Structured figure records
============================================================
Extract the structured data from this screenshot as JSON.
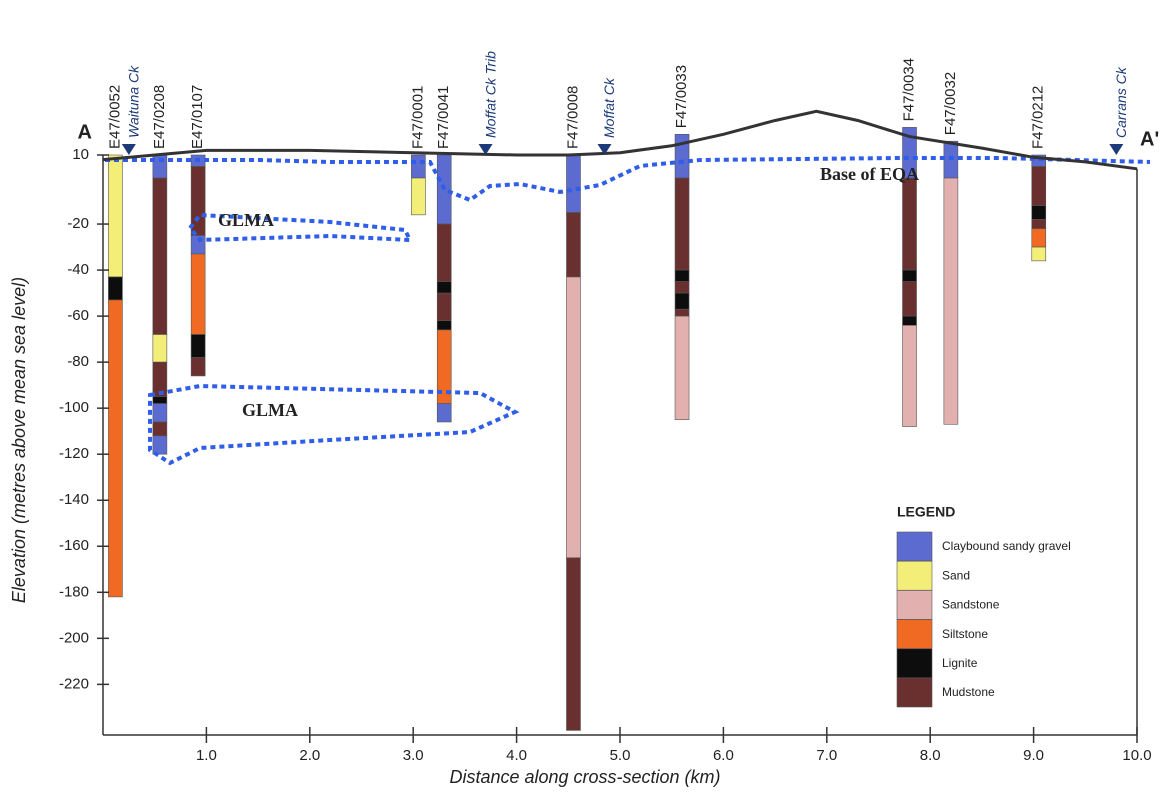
{
  "chart_data": {
    "type": "cross-section",
    "title_left": "A",
    "title_right": "A'",
    "xlabel": "Distance along cross-section (km)",
    "ylabel": "Elevation (metres above mean sea level)",
    "xlim": [
      0,
      10
    ],
    "ylim": [
      -242,
      10
    ],
    "xticks": [
      {
        "value": 1,
        "label": "1.0"
      },
      {
        "value": 2,
        "label": "2.0"
      },
      {
        "value": 3,
        "label": "3.0"
      },
      {
        "value": 4,
        "label": "4.0"
      },
      {
        "value": 5,
        "label": "5.0"
      },
      {
        "value": 6,
        "label": "6.0"
      },
      {
        "value": 7,
        "label": "7.0"
      },
      {
        "value": 8,
        "label": "8.0"
      },
      {
        "value": 9,
        "label": "9.0"
      },
      {
        "value": 10,
        "label": "10.0"
      }
    ],
    "yticks": [
      10,
      -20,
      -40,
      -60,
      -80,
      -100,
      -120,
      -140,
      -160,
      -180,
      -200,
      -220
    ],
    "ground_surface": {
      "x": [
        0,
        0.5,
        1,
        2,
        3,
        4,
        4.5,
        5,
        5.5,
        6,
        6.5,
        6.9,
        7.3,
        7.8,
        8.5,
        9,
        9.5,
        10
      ],
      "elevation": [
        8,
        10,
        12,
        12,
        11,
        10,
        10,
        11,
        14,
        19,
        25,
        29,
        25,
        18,
        13,
        9,
        7,
        4
      ]
    },
    "streams": [
      {
        "name": "Waituna Ck",
        "x": 0.25
      },
      {
        "name": "Moffat Ck Trib",
        "x": 3.7
      },
      {
        "name": "Moffat Ck",
        "x": 4.85
      },
      {
        "name": "Carrans Ck",
        "x": 9.8
      }
    ],
    "annotations": [
      "Base of EQA",
      "GLMA",
      "GLMA"
    ],
    "legend_title": "LEGEND",
    "legend": [
      {
        "name": "Claybound sandy gravel",
        "color": "#5b6bd0"
      },
      {
        "name": "Sand",
        "color": "#f3ee78"
      },
      {
        "name": "Sandstone",
        "color": "#e3b0b0"
      },
      {
        "name": "Siltstone",
        "color": "#f06a24"
      },
      {
        "name": "Lignite",
        "color": "#0d0d0d"
      },
      {
        "name": "Mudstone",
        "color": "#6a3030"
      }
    ],
    "boreholes": [
      {
        "name": "E47/0052",
        "x": 0.12,
        "layers": [
          {
            "lith": "Sand",
            "top": 10,
            "bottom": -43
          },
          {
            "lith": "Lignite",
            "top": -43,
            "bottom": -53
          },
          {
            "lith": "Siltstone",
            "top": -53,
            "bottom": -182
          }
        ]
      },
      {
        "name": "E47/0208",
        "x": 0.55,
        "layers": [
          {
            "lith": "Claybound sandy gravel",
            "top": 10,
            "bottom": 0
          },
          {
            "lith": "Mudstone",
            "top": 0,
            "bottom": -68
          },
          {
            "lith": "Sand",
            "top": -68,
            "bottom": -80
          },
          {
            "lith": "Mudstone",
            "top": -80,
            "bottom": -95
          },
          {
            "lith": "Lignite",
            "top": -95,
            "bottom": -98
          },
          {
            "lith": "Claybound sandy gravel",
            "top": -98,
            "bottom": -106
          },
          {
            "lith": "Mudstone",
            "top": -106,
            "bottom": -112
          },
          {
            "lith": "Claybound sandy gravel",
            "top": -112,
            "bottom": -120
          }
        ]
      },
      {
        "name": "E47/0107",
        "x": 0.92,
        "layers": [
          {
            "lith": "Claybound sandy gravel",
            "top": 10,
            "bottom": 5
          },
          {
            "lith": "Mudstone",
            "top": 5,
            "bottom": -25
          },
          {
            "lith": "Claybound sandy gravel",
            "top": -25,
            "bottom": -33
          },
          {
            "lith": "Siltstone",
            "top": -33,
            "bottom": -68
          },
          {
            "lith": "Lignite",
            "top": -68,
            "bottom": -78
          },
          {
            "lith": "Mudstone",
            "top": -78,
            "bottom": -86
          }
        ]
      },
      {
        "name": "F47/0001",
        "x": 3.05,
        "layers": [
          {
            "lith": "Claybound sandy gravel",
            "top": 10,
            "bottom": 0
          },
          {
            "lith": "Sand",
            "top": 0,
            "bottom": -16
          }
        ]
      },
      {
        "name": "F47/0041",
        "x": 3.3,
        "layers": [
          {
            "lith": "Claybound sandy gravel",
            "top": 10,
            "bottom": -20
          },
          {
            "lith": "Mudstone",
            "top": -20,
            "bottom": -45
          },
          {
            "lith": "Lignite",
            "top": -45,
            "bottom": -50
          },
          {
            "lith": "Mudstone",
            "top": -50,
            "bottom": -62
          },
          {
            "lith": "Lignite",
            "top": -62,
            "bottom": -66
          },
          {
            "lith": "Siltstone",
            "top": -66,
            "bottom": -98
          },
          {
            "lith": "Claybound sandy gravel",
            "top": -98,
            "bottom": -106
          }
        ]
      },
      {
        "name": "F47/0008",
        "x": 4.55,
        "layers": [
          {
            "lith": "Claybound sandy gravel",
            "top": 10,
            "bottom": -15
          },
          {
            "lith": "Mudstone",
            "top": -15,
            "bottom": -43
          },
          {
            "lith": "Sandstone",
            "top": -43,
            "bottom": -165
          },
          {
            "lith": "Mudstone",
            "top": -165,
            "bottom": -240
          }
        ]
      },
      {
        "name": "F47/0033",
        "x": 5.6,
        "layers": [
          {
            "lith": "Claybound sandy gravel",
            "top": 19,
            "bottom": 0
          },
          {
            "lith": "Mudstone",
            "top": 0,
            "bottom": -40
          },
          {
            "lith": "Lignite",
            "top": -40,
            "bottom": -45
          },
          {
            "lith": "Mudstone",
            "top": -45,
            "bottom": -50
          },
          {
            "lith": "Lignite",
            "top": -50,
            "bottom": -57
          },
          {
            "lith": "Mudstone",
            "top": -57,
            "bottom": -60
          },
          {
            "lith": "Sandstone",
            "top": -60,
            "bottom": -105
          }
        ]
      },
      {
        "name": "F47/0034",
        "x": 7.8,
        "layers": [
          {
            "lith": "Claybound sandy gravel",
            "top": 22,
            "bottom": 0
          },
          {
            "lith": "Mudstone",
            "top": 0,
            "bottom": -40
          },
          {
            "lith": "Lignite",
            "top": -40,
            "bottom": -45
          },
          {
            "lith": "Mudstone",
            "top": -45,
            "bottom": -60
          },
          {
            "lith": "Lignite",
            "top": -60,
            "bottom": -64
          },
          {
            "lith": "Sandstone",
            "top": -64,
            "bottom": -108
          }
        ]
      },
      {
        "name": "F47/0032",
        "x": 8.2,
        "layers": [
          {
            "lith": "Claybound sandy gravel",
            "top": 16,
            "bottom": 0
          },
          {
            "lith": "Sandstone",
            "top": 0,
            "bottom": -107
          }
        ]
      },
      {
        "name": "F47/0212",
        "x": 9.05,
        "layers": [
          {
            "lith": "Claybound sandy gravel",
            "top": 10,
            "bottom": 5
          },
          {
            "lith": "Mudstone",
            "top": 5,
            "bottom": -12
          },
          {
            "lith": "Lignite",
            "top": -12,
            "bottom": -18
          },
          {
            "lith": "Mudstone",
            "top": -18,
            "bottom": -22
          },
          {
            "lith": "Siltstone",
            "top": -22,
            "bottom": -30
          },
          {
            "lith": "Sand",
            "top": -30,
            "bottom": -36
          }
        ]
      }
    ]
  }
}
============================================================
Problem requirements
Reproduce each line exactly as it appears, omitting the pictures.

Result of the task
Extract the structured data from this screenshot as JSON.
{
  "chart_data": {
    "type": "cross-section",
    "title_left": "A",
    "title_right": "A'",
    "xlabel": "Distance along cross-section (km)",
    "ylabel": "Elevation (metres above mean sea level)",
    "xlim": [
      0,
      10
    ],
    "ylim": [
      -242,
      10
    ],
    "xticks": [
      {
        "value": 1,
        "label": "1.0"
      },
      {
        "value": 2,
        "label": "2.0"
      },
      {
        "value": 3,
        "label": "3.0"
      },
      {
        "value": 4,
        "label": "4.0"
      },
      {
        "value": 5,
        "label": "5.0"
      },
      {
        "value": 6,
        "label": "6.0"
      },
      {
        "value": 7,
        "label": "7.0"
      },
      {
        "value": 8,
        "label": "8.0"
      },
      {
        "value": 9,
        "label": "9.0"
      },
      {
        "value": 10,
        "label": "10.0"
      }
    ],
    "yticks": [
      10,
      -20,
      -40,
      -60,
      -80,
      -100,
      -120,
      -140,
      -160,
      -180,
      -200,
      -220
    ],
    "ground_surface": {
      "x": [
        0,
        0.5,
        1,
        2,
        3,
        4,
        4.5,
        5,
        5.5,
        6,
        6.5,
        6.9,
        7.3,
        7.8,
        8.5,
        9,
        9.5,
        10
      ],
      "elevation": [
        8,
        10,
        12,
        12,
        11,
        10,
        10,
        11,
        14,
        19,
        25,
        29,
        25,
        18,
        13,
        9,
        7,
        4
      ]
    },
    "streams": [
      {
        "name": "Waituna Ck",
        "x": 0.25
      },
      {
        "name": "Moffat Ck Trib",
        "x": 3.7
      },
      {
        "name": "Moffat Ck",
        "x": 4.85
      },
      {
        "name": "Carrans Ck",
        "x": 9.8
      }
    ],
    "annotations": [
      "Base of EQA",
      "GLMA",
      "GLMA"
    ],
    "legend_title": "LEGEND",
    "legend": [
      {
        "name": "Claybound sandy gravel",
        "color": "#5b6bd0"
      },
      {
        "name": "Sand",
        "color": "#f3ee78"
      },
      {
        "name": "Sandstone",
        "color": "#e3b0b0"
      },
      {
        "name": "Siltstone",
        "color": "#f06a24"
      },
      {
        "name": "Lignite",
        "color": "#0d0d0d"
      },
      {
        "name": "Mudstone",
        "color": "#6a3030"
      }
    ],
    "boreholes": [
      {
        "name": "E47/0052",
        "x": 0.12,
        "layers": [
          {
            "lith": "Sand",
            "top": 10,
            "bottom": -43
          },
          {
            "lith": "Lignite",
            "top": -43,
            "bottom": -53
          },
          {
            "lith": "Siltstone",
            "top": -53,
            "bottom": -182
          }
        ]
      },
      {
        "name": "E47/0208",
        "x": 0.55,
        "layers": [
          {
            "lith": "Claybound sandy gravel",
            "top": 10,
            "bottom": 0
          },
          {
            "lith": "Mudstone",
            "top": 0,
            "bottom": -68
          },
          {
            "lith": "Sand",
            "top": -68,
            "bottom": -80
          },
          {
            "lith": "Mudstone",
            "top": -80,
            "bottom": -95
          },
          {
            "lith": "Lignite",
            "top": -95,
            "bottom": -98
          },
          {
            "lith": "Claybound sandy gravel",
            "top": -98,
            "bottom": -106
          },
          {
            "lith": "Mudstone",
            "top": -106,
            "bottom": -112
          },
          {
            "lith": "Claybound sandy gravel",
            "top": -112,
            "bottom": -120
          }
        ]
      },
      {
        "name": "E47/0107",
        "x": 0.92,
        "layers": [
          {
            "lith": "Claybound sandy gravel",
            "top": 10,
            "bottom": 5
          },
          {
            "lith": "Mudstone",
            "top": 5,
            "bottom": -25
          },
          {
            "lith": "Claybound sandy gravel",
            "top": -25,
            "bottom": -33
          },
          {
            "lith": "Siltstone",
            "top": -33,
            "bottom": -68
          },
          {
            "lith": "Lignite",
            "top": -68,
            "bottom": -78
          },
          {
            "lith": "Mudstone",
            "top": -78,
            "bottom": -86
          }
        ]
      },
      {
        "name": "F47/0001",
        "x": 3.05,
        "layers": [
          {
            "lith": "Claybound sandy gravel",
            "top": 10,
            "bottom": 0
          },
          {
            "lith": "Sand",
            "top": 0,
            "bottom": -16
          }
        ]
      },
      {
        "name": "F47/0041",
        "x": 3.3,
        "layers": [
          {
            "lith": "Claybound sandy gravel",
            "top": 10,
            "bottom": -20
          },
          {
            "lith": "Mudstone",
            "top": -20,
            "bottom": -45
          },
          {
            "lith": "Lignite",
            "top": -45,
            "bottom": -50
          },
          {
            "lith": "Mudstone",
            "top": -50,
            "bottom": -62
          },
          {
            "lith": "Lignite",
            "top": -62,
            "bottom": -66
          },
          {
            "lith": "Siltstone",
            "top": -66,
            "bottom": -98
          },
          {
            "lith": "Claybound sandy gravel",
            "top": -98,
            "bottom": -106
          }
        ]
      },
      {
        "name": "F47/0008",
        "x": 4.55,
        "layers": [
          {
            "lith": "Claybound sandy gravel",
            "top": 10,
            "bottom": -15
          },
          {
            "lith": "Mudstone",
            "top": -15,
            "bottom": -43
          },
          {
            "lith": "Sandstone",
            "top": -43,
            "bottom": -165
          },
          {
            "lith": "Mudstone",
            "top": -165,
            "bottom": -240
          }
        ]
      },
      {
        "name": "F47/0033",
        "x": 5.6,
        "layers": [
          {
            "lith": "Claybound sandy gravel",
            "top": 19,
            "bottom": 0
          },
          {
            "lith": "Mudstone",
            "top": 0,
            "bottom": -40
          },
          {
            "lith": "Lignite",
            "top": -40,
            "bottom": -45
          },
          {
            "lith": "Mudstone",
            "top": -45,
            "bottom": -50
          },
          {
            "lith": "Lignite",
            "top": -50,
            "bottom": -57
          },
          {
            "lith": "Mudstone",
            "top": -57,
            "bottom": -60
          },
          {
            "lith": "Sandstone",
            "top": -60,
            "bottom": -105
          }
        ]
      },
      {
        "name": "F47/0034",
        "x": 7.8,
        "layers": [
          {
            "lith": "Claybound sandy gravel",
            "top": 22,
            "bottom": 0
          },
          {
            "lith": "Mudstone",
            "top": 0,
            "bottom": -40
          },
          {
            "lith": "Lignite",
            "top": -40,
            "bottom": -45
          },
          {
            "lith": "Mudstone",
            "top": -45,
            "bottom": -60
          },
          {
            "lith": "Lignite",
            "top": -60,
            "bottom": -64
          },
          {
            "lith": "Sandstone",
            "top": -64,
            "bottom": -108
          }
        ]
      },
      {
        "name": "F47/0032",
        "x": 8.2,
        "layers": [
          {
            "lith": "Claybound sandy gravel",
            "top": 16,
            "bottom": 0
          },
          {
            "lith": "Sandstone",
            "top": 0,
            "bottom": -107
          }
        ]
      },
      {
        "name": "F47/0212",
        "x": 9.05,
        "layers": [
          {
            "lith": "Claybound sandy gravel",
            "top": 10,
            "bottom": 5
          },
          {
            "lith": "Mudstone",
            "top": 5,
            "bottom": -12
          },
          {
            "lith": "Lignite",
            "top": -12,
            "bottom": -18
          },
          {
            "lith": "Mudstone",
            "top": -18,
            "bottom": -22
          },
          {
            "lith": "Siltstone",
            "top": -22,
            "bottom": -30
          },
          {
            "lith": "Sand",
            "top": -30,
            "bottom": -36
          }
        ]
      }
    ]
  }
}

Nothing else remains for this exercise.